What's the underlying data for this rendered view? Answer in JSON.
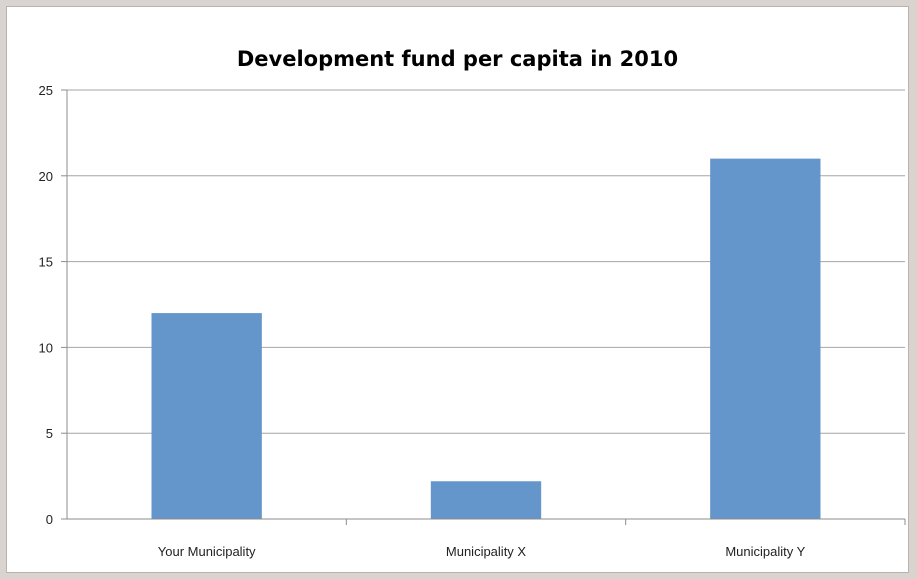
{
  "chart_data": {
    "type": "bar",
    "title": "Development fund per capita in 2010",
    "categories": [
      "Your Municipality",
      "Municipality X",
      "Municipality Y"
    ],
    "values": [
      12,
      2.2,
      21
    ],
    "ylim": [
      0,
      25
    ],
    "yticks": [
      "0",
      "5",
      "10",
      "15",
      "20",
      "25"
    ],
    "xlabel": "",
    "ylabel": "",
    "grid": true,
    "legend": "none",
    "bar_color": "#6495cb",
    "grid_color": "#a6a6a6"
  }
}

◆ ◆ ◆

Transcribe the full listing above exactly as it stands, minus the pictures.

What's the underlying data for this rendered view? Answer in JSON.
{
  "chart_data": {
    "type": "bar",
    "title": "Development fund per capita in 2010",
    "categories": [
      "Your Municipality",
      "Municipality X",
      "Municipality Y"
    ],
    "values": [
      12,
      2.2,
      21
    ],
    "ylim": [
      0,
      25
    ],
    "yticks": [
      "0",
      "5",
      "10",
      "15",
      "20",
      "25"
    ],
    "xlabel": "",
    "ylabel": "",
    "grid": true,
    "legend": "none",
    "bar_color": "#6495cb",
    "grid_color": "#a6a6a6"
  }
}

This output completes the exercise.